_Task to carry out_
Count how many lines include "应该这么写" and answer with that number only.

★ ★ ★ ★

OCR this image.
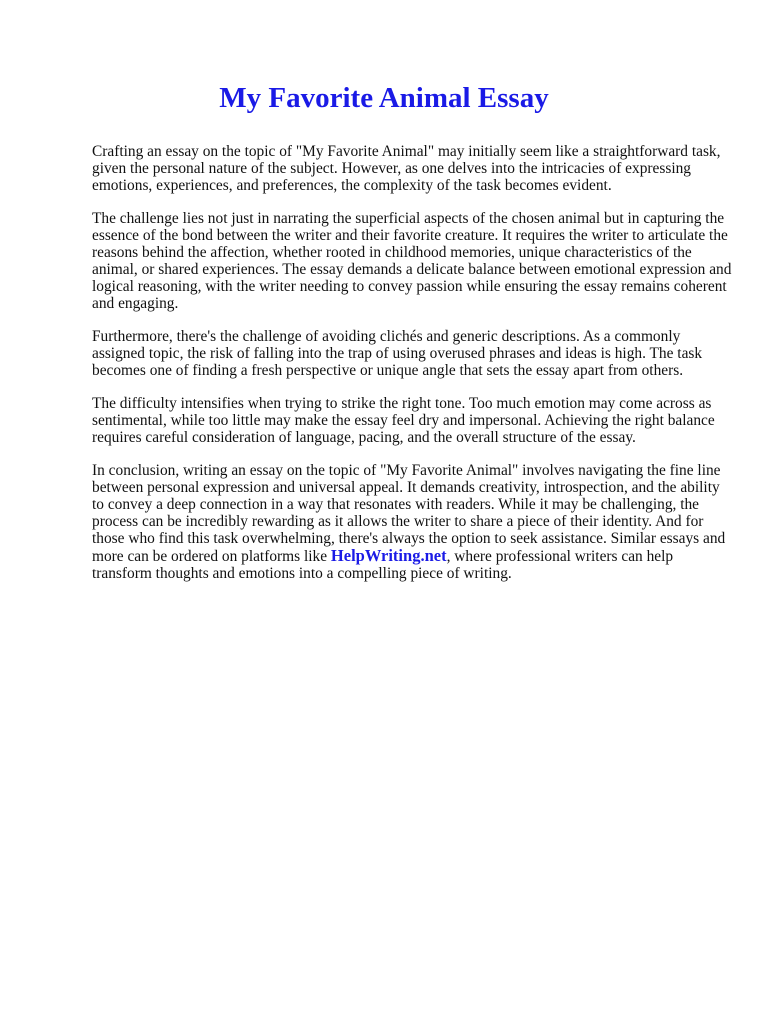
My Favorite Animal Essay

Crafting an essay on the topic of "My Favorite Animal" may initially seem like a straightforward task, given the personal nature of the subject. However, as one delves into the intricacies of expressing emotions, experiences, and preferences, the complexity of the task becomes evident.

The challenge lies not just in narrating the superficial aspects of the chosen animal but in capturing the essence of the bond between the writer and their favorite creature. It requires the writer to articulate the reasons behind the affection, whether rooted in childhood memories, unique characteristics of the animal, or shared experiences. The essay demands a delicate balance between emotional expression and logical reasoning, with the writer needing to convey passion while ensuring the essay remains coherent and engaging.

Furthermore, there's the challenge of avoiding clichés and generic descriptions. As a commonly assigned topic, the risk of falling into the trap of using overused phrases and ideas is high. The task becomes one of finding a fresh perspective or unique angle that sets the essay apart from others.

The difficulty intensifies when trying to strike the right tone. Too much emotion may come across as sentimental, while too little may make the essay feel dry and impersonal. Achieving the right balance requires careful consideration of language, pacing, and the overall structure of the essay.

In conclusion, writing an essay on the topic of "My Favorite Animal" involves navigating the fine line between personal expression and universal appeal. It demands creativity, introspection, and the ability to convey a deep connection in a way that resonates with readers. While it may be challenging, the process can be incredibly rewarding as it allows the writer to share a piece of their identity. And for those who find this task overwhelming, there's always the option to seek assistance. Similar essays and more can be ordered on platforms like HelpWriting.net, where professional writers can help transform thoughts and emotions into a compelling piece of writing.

★ ★ ★ ★

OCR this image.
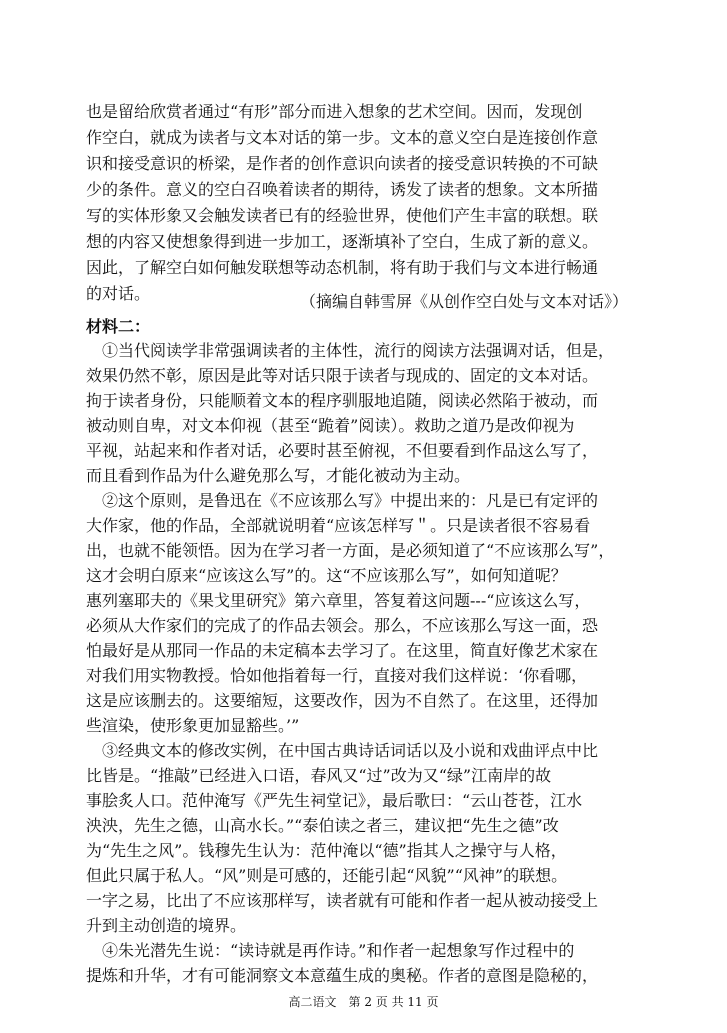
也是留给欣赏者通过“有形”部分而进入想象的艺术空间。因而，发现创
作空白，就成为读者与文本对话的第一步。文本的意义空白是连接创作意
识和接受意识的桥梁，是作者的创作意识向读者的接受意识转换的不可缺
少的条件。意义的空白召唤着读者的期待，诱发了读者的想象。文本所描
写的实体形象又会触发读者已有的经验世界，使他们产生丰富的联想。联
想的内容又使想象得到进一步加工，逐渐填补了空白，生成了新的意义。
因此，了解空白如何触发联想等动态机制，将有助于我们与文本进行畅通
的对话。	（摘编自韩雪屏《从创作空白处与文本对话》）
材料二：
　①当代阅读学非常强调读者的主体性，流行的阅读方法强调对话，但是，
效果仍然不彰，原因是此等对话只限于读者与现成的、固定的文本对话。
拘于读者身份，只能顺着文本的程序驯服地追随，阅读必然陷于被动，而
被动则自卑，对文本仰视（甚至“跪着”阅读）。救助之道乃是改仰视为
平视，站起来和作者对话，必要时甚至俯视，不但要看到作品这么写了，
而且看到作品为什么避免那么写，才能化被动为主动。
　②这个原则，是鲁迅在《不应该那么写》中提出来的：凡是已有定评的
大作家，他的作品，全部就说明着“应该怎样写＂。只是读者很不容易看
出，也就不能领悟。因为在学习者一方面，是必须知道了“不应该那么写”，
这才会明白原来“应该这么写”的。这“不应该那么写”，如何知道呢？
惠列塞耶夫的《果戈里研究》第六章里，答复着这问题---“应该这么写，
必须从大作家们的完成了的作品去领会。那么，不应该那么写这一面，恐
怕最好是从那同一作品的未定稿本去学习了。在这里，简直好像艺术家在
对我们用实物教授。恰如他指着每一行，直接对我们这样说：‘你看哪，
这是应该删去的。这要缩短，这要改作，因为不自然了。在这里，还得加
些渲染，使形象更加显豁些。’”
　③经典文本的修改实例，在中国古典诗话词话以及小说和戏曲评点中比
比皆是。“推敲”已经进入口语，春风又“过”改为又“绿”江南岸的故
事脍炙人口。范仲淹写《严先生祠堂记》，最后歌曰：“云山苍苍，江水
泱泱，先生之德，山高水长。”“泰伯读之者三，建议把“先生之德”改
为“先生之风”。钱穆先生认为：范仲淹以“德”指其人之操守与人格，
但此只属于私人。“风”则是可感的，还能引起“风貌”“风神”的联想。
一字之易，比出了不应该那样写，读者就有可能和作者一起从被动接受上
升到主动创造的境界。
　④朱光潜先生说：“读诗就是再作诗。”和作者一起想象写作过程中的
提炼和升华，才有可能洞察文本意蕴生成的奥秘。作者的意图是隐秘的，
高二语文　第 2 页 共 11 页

★ ★ ★ ★

_Finished task_
2